To be done: Write out every entry precisely as given, leaving the pictures out.

#### Task input ####

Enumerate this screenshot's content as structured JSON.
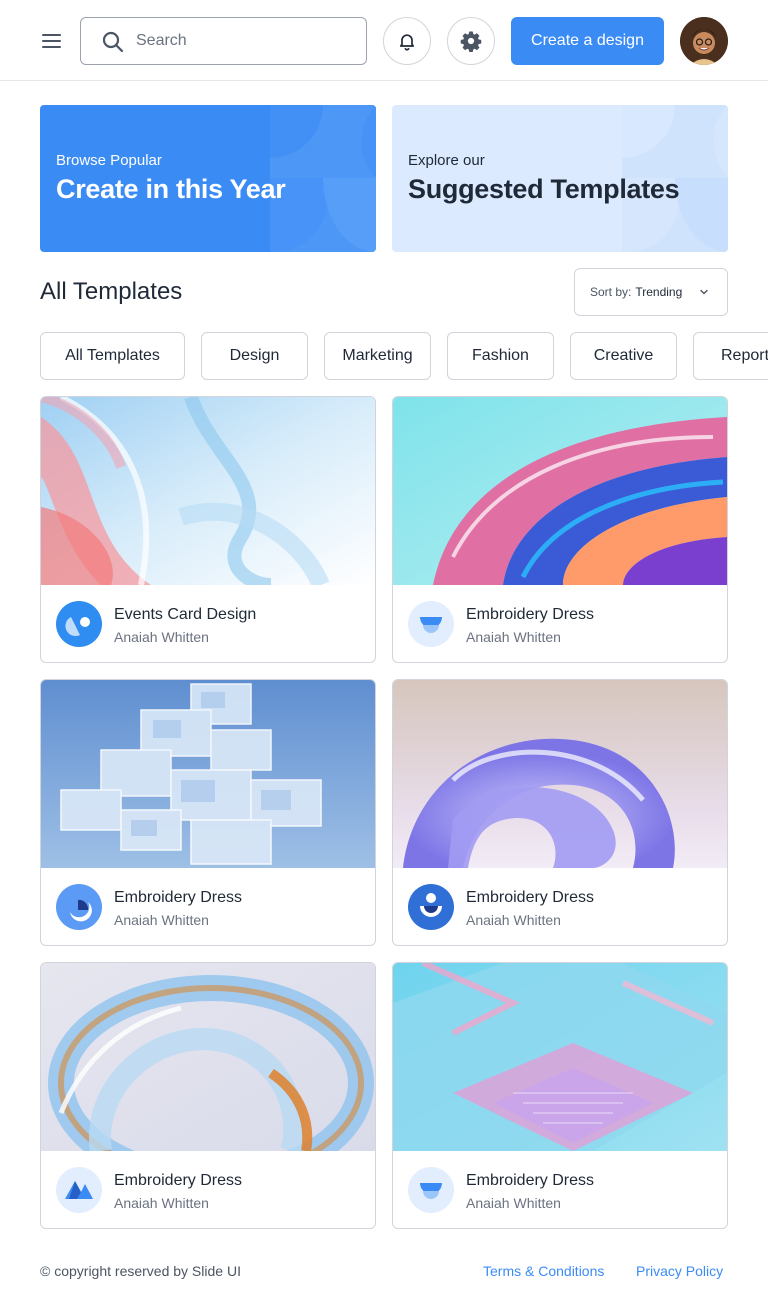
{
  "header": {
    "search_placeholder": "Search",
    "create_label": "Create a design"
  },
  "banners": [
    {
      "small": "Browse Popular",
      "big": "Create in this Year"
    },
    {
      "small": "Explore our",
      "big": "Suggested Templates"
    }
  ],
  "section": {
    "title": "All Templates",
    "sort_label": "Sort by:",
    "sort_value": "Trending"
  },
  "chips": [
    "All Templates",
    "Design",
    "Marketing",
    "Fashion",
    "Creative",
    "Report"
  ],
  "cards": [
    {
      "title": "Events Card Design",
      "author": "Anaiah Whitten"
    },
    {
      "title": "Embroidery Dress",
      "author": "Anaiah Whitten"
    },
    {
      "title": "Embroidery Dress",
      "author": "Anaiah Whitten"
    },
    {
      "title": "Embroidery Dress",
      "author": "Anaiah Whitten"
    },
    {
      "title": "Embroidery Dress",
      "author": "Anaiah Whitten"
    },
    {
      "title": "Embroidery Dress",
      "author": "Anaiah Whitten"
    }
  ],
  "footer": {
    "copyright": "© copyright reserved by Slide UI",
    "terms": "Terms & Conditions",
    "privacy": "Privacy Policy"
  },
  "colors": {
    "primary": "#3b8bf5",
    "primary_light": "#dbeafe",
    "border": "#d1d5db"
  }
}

####

Result of the task:
Enumerate this screenshot's content as structured JSON.
{
  "header": {
    "search_placeholder": "Search",
    "create_label": "Create a design"
  },
  "banners": [
    {
      "small": "Browse Popular",
      "big": "Create in this Year"
    },
    {
      "small": "Explore our",
      "big": "Suggested Templates"
    }
  ],
  "section": {
    "title": "All Templates",
    "sort_label": "Sort by:",
    "sort_value": "Trending"
  },
  "chips": [
    "All Templates",
    "Design",
    "Marketing",
    "Fashion",
    "Creative",
    "Report"
  ],
  "cards": [
    {
      "title": "Events Card Design",
      "author": "Anaiah Whitten"
    },
    {
      "title": "Embroidery Dress",
      "author": "Anaiah Whitten"
    },
    {
      "title": "Embroidery Dress",
      "author": "Anaiah Whitten"
    },
    {
      "title": "Embroidery Dress",
      "author": "Anaiah Whitten"
    },
    {
      "title": "Embroidery Dress",
      "author": "Anaiah Whitten"
    },
    {
      "title": "Embroidery Dress",
      "author": "Anaiah Whitten"
    }
  ],
  "footer": {
    "copyright": "© copyright reserved by Slide UI",
    "terms": "Terms & Conditions",
    "privacy": "Privacy Policy"
  },
  "colors": {
    "primary": "#3b8bf5",
    "primary_light": "#dbeafe",
    "border": "#d1d5db"
  }
}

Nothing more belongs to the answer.